Data shown>
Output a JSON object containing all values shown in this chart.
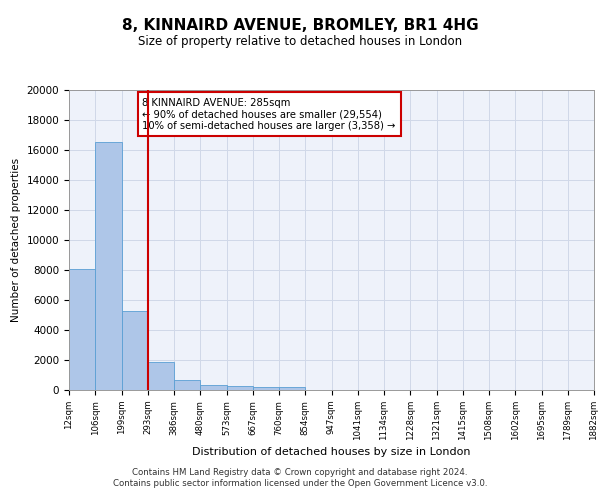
{
  "title": "8, KINNAIRD AVENUE, BROMLEY, BR1 4HG",
  "subtitle": "Size of property relative to detached houses in London",
  "xlabel": "Distribution of detached houses by size in London",
  "ylabel": "Number of detached properties",
  "bar_color": "#aec6e8",
  "bar_edge_color": "#5a9fd4",
  "vline_color": "#cc0000",
  "vline_x": 3,
  "annotation_text": "8 KINNAIRD AVENUE: 285sqm\n← 90% of detached houses are smaller (29,554)\n10% of semi-detached houses are larger (3,358) →",
  "annotation_box_color": "#cc0000",
  "grid_color": "#d0d8e8",
  "background_color": "#eef2fa",
  "footer_line1": "Contains HM Land Registry data © Crown copyright and database right 2024.",
  "footer_line2": "Contains public sector information licensed under the Open Government Licence v3.0.",
  "bin_labels": [
    "12sqm",
    "106sqm",
    "199sqm",
    "293sqm",
    "386sqm",
    "480sqm",
    "573sqm",
    "667sqm",
    "760sqm",
    "854sqm",
    "947sqm",
    "1041sqm",
    "1134sqm",
    "1228sqm",
    "1321sqm",
    "1415sqm",
    "1508sqm",
    "1602sqm",
    "1695sqm",
    "1789sqm",
    "1882sqm"
  ],
  "bar_heights": [
    8100,
    16500,
    5300,
    1850,
    680,
    350,
    270,
    210,
    190,
    0,
    0,
    0,
    0,
    0,
    0,
    0,
    0,
    0,
    0,
    0
  ],
  "ylim": [
    0,
    20000
  ],
  "yticks": [
    0,
    2000,
    4000,
    6000,
    8000,
    10000,
    12000,
    14000,
    16000,
    18000,
    20000
  ]
}
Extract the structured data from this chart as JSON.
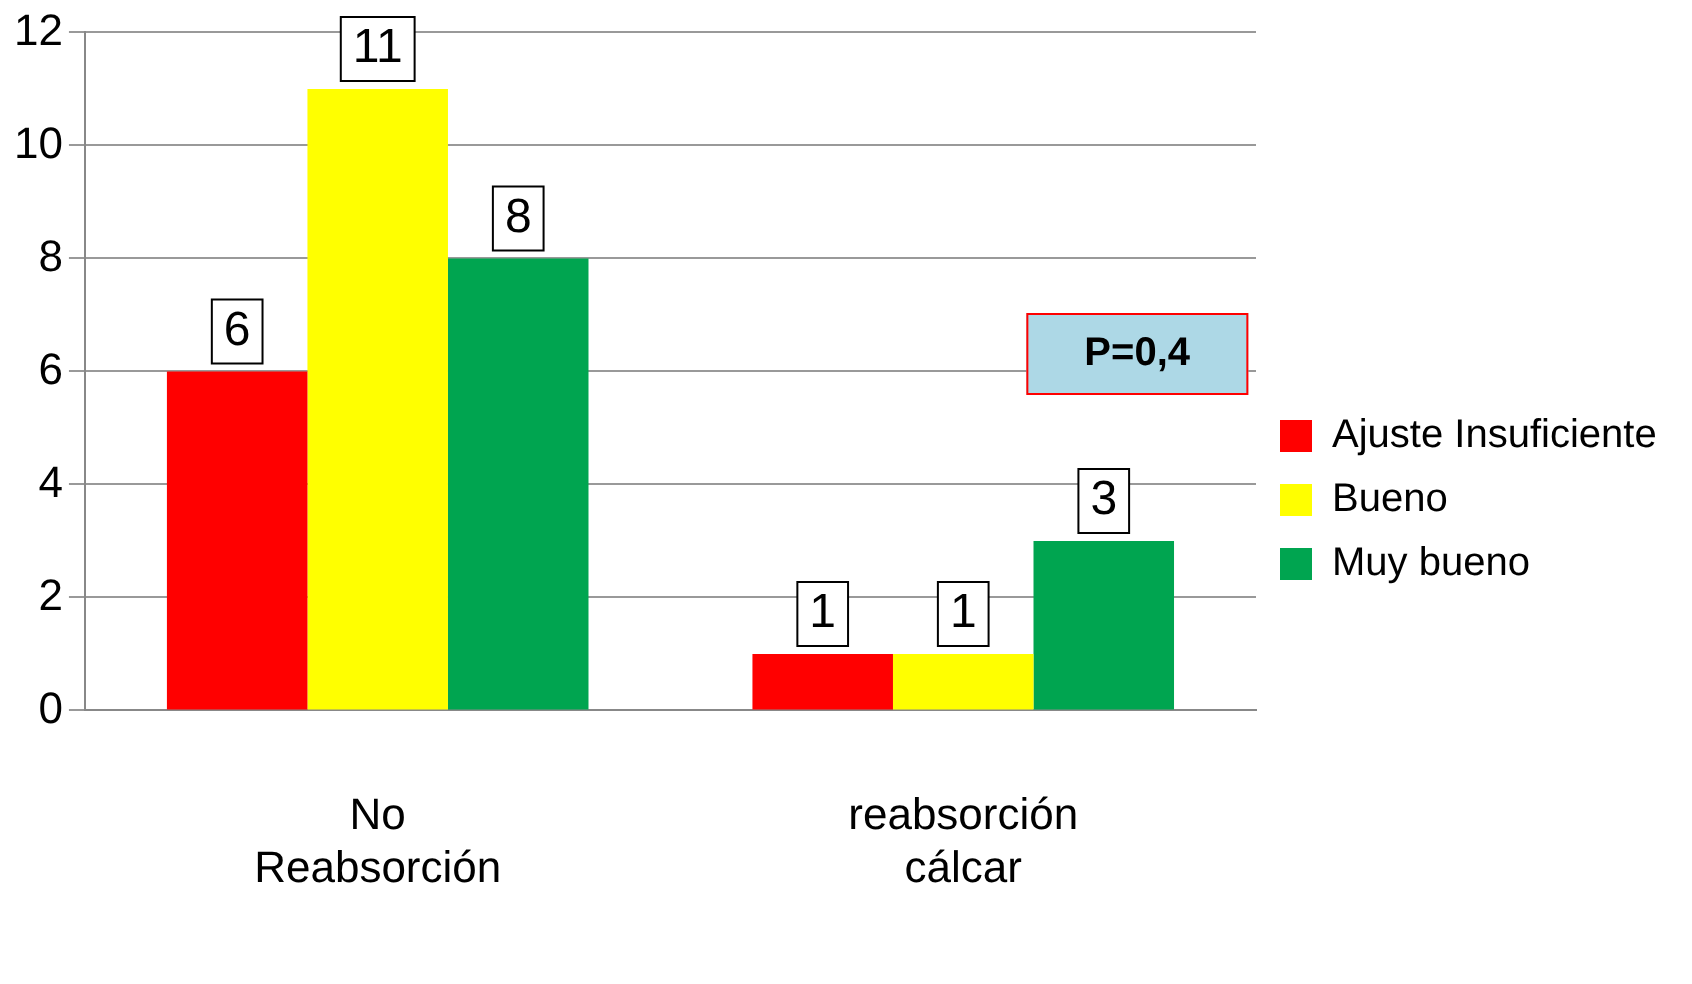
{
  "chart_data": {
    "type": "bar",
    "categories": [
      "No Reabsorción",
      "reabsorción cálcar"
    ],
    "series": [
      {
        "name": "Ajuste Insuficiente",
        "color": "#ff0000",
        "values": [
          6,
          1
        ]
      },
      {
        "name": "Bueno",
        "color": "#ffff00",
        "values": [
          11,
          1
        ]
      },
      {
        "name": "Muy bueno",
        "color": "#00a550",
        "values": [
          8,
          3
        ]
      }
    ],
    "ylim": [
      0,
      12
    ],
    "yticks": [
      0,
      2,
      4,
      6,
      8,
      10,
      12
    ],
    "grid": "y",
    "legend": "right",
    "data_labels": true,
    "annotations": [
      "P=0,4"
    ]
  }
}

What you need to do>
Copy out each line in the preceding records that contains "AVENUE".

Response for this exercise>
  "title": "8, KINNAIRD AVENUE, BROMLEY, BR1 4HG",
  "annotation_text": "8 KINNAIRD AVENUE: 285sqm\n← 90% of detached houses are smaller (29,554)\n10% of semi-detached houses are larger (3,358) →",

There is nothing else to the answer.